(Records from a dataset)
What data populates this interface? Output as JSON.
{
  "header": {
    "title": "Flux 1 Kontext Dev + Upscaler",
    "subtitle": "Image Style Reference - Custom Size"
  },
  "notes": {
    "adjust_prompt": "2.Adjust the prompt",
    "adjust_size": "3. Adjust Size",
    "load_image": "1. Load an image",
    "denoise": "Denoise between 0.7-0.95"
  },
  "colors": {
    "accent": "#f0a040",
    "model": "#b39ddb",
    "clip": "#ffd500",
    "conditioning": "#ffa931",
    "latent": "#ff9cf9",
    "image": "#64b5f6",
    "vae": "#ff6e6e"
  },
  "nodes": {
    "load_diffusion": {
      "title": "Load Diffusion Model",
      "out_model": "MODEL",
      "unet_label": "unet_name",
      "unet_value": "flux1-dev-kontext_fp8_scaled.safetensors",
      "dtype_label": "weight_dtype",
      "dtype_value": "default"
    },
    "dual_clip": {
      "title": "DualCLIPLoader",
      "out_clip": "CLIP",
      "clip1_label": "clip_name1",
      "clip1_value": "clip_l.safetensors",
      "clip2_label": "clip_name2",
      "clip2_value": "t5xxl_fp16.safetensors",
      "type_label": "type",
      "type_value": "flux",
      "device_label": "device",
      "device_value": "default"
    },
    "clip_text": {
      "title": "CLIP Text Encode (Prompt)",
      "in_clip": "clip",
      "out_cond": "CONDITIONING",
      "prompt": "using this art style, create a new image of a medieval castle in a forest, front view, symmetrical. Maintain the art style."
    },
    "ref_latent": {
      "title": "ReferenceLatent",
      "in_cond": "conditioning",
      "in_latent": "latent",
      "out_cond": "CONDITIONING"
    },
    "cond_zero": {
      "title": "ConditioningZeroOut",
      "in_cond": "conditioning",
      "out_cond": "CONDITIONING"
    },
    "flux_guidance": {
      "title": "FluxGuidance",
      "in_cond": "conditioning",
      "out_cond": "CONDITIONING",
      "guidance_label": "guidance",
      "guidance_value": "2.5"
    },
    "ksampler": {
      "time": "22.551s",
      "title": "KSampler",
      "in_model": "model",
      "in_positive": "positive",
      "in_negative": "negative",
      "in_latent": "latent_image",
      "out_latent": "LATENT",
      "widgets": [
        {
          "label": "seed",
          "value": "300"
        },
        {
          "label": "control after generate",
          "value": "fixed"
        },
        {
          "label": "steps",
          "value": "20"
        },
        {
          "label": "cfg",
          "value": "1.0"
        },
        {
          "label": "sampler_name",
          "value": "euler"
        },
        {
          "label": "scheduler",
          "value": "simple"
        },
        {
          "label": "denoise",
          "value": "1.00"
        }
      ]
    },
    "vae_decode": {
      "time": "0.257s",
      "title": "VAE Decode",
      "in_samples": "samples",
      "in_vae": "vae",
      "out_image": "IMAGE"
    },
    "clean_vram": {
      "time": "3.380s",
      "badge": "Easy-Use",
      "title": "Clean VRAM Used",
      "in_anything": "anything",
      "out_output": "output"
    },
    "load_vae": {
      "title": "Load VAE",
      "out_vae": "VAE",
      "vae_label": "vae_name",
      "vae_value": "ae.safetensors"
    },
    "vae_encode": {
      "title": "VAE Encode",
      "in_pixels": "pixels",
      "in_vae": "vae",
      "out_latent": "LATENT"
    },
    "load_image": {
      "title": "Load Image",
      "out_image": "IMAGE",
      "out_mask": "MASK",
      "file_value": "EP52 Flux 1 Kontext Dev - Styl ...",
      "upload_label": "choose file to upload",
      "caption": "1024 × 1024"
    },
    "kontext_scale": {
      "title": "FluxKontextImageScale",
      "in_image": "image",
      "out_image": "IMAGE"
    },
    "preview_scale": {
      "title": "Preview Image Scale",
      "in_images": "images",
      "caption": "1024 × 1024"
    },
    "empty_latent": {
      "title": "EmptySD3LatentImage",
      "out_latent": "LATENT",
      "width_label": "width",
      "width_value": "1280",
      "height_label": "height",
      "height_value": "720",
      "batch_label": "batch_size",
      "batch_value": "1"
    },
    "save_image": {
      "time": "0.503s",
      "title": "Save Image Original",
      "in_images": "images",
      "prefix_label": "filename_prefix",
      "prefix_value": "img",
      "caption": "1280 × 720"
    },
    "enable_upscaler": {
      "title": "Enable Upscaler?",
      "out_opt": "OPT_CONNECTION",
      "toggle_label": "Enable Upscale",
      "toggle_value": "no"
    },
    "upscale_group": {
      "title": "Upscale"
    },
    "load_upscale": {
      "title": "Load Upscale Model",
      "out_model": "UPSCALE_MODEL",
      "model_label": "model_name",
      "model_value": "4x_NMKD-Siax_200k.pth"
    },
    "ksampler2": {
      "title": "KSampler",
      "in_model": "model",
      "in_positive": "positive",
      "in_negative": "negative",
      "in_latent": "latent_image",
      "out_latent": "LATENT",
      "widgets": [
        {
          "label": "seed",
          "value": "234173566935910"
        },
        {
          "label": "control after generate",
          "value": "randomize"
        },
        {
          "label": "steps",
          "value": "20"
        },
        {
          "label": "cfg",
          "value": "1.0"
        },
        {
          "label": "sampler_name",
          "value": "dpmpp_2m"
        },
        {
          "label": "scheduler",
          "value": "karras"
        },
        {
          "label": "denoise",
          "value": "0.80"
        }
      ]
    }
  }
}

● **Problem**: Collect each line of the entries that has the word "safetensors", copying it in full.

● **Solution for this problem**:
      "unet_value": "flux1-dev-kontext_fp8_scaled.safetensors",
      "clip1_value": "clip_l.safetensors",
      "clip2_value": "t5xxl_fp16.safetensors",
      "vae_value": "ae.safetensors"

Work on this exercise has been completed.